### Exercise description
Quote all entries in full, exactly.

### Provided records
>> BEGIN

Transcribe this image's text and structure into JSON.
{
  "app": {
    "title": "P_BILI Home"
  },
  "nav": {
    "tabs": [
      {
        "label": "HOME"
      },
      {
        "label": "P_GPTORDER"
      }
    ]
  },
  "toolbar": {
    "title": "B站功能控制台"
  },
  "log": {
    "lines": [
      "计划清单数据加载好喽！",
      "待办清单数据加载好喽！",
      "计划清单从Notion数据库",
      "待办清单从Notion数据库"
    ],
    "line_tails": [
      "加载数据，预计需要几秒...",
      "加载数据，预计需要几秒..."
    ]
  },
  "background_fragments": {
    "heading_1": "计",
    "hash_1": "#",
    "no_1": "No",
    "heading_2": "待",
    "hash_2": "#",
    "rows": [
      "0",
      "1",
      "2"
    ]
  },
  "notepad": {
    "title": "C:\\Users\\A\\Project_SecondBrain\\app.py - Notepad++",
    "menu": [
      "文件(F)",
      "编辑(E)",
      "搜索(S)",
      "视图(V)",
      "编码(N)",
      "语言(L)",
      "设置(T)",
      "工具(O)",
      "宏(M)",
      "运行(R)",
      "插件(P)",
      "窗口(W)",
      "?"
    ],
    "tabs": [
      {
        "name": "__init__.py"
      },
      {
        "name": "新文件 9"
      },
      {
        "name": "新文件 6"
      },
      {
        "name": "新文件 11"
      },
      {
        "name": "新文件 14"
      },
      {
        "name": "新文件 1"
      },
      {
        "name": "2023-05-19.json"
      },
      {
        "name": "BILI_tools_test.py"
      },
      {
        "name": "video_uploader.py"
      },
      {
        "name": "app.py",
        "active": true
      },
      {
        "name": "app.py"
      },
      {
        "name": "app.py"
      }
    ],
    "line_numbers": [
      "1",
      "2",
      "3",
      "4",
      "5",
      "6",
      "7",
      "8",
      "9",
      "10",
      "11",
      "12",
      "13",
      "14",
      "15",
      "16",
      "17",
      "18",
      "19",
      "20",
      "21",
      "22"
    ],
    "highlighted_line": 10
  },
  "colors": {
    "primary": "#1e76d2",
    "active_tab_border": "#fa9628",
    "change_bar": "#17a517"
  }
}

>> END

### Exercise result
Transcribe this image's text and structure into JSON.
{
  "app": {
    "title": "P_BILI Home"
  },
  "nav": {
    "tabs": [
      {
        "label": "HOME"
      },
      {
        "label": "P_GPTORDER"
      }
    ]
  },
  "toolbar": {
    "title": "B站功能控制台"
  },
  "log": {
    "lines": [
      "计划清单数据加载好喽！",
      "待办清单数据加载好喽！",
      "计划清单从Notion数据库",
      "待办清单从Notion数据库"
    ],
    "line_tails": [
      "加载数据，预计需要几秒...",
      "加载数据，预计需要几秒..."
    ]
  },
  "background_fragments": {
    "heading_1": "计",
    "hash_1": "#",
    "no_1": "No",
    "heading_2": "待",
    "hash_2": "#",
    "rows": [
      "0",
      "1",
      "2"
    ]
  },
  "notepad": {
    "title": "C:\\Users\\A\\Project_SecondBrain\\app.py - Notepad++",
    "menu": [
      "文件(F)",
      "编辑(E)",
      "搜索(S)",
      "视图(V)",
      "编码(N)",
      "语言(L)",
      "设置(T)",
      "工具(O)",
      "宏(M)",
      "运行(R)",
      "插件(P)",
      "窗口(W)",
      "?"
    ],
    "tabs": [
      {
        "name": "__init__.py"
      },
      {
        "name": "新文件 9"
      },
      {
        "name": "新文件 6"
      },
      {
        "name": "新文件 11"
      },
      {
        "name": "新文件 14"
      },
      {
        "name": "新文件 1"
      },
      {
        "name": "2023-05-19.json"
      },
      {
        "name": "BILI_tools_test.py"
      },
      {
        "name": "video_uploader.py"
      },
      {
        "name": "app.py",
        "active": true
      },
      {
        "name": "app.py"
      },
      {
        "name": "app.py"
      }
    ],
    "line_numbers": [
      "1",
      "2",
      "3",
      "4",
      "5",
      "6",
      "7",
      "8",
      "9",
      "10",
      "11",
      "12",
      "13",
      "14",
      "15",
      "16",
      "17",
      "18",
      "19",
      "20",
      "21",
      "22"
    ],
    "highlighted_line": 10
  },
  "colors": {
    "primary": "#1e76d2",
    "active_tab_border": "#fa9628",
    "change_bar": "#17a517"
  }
}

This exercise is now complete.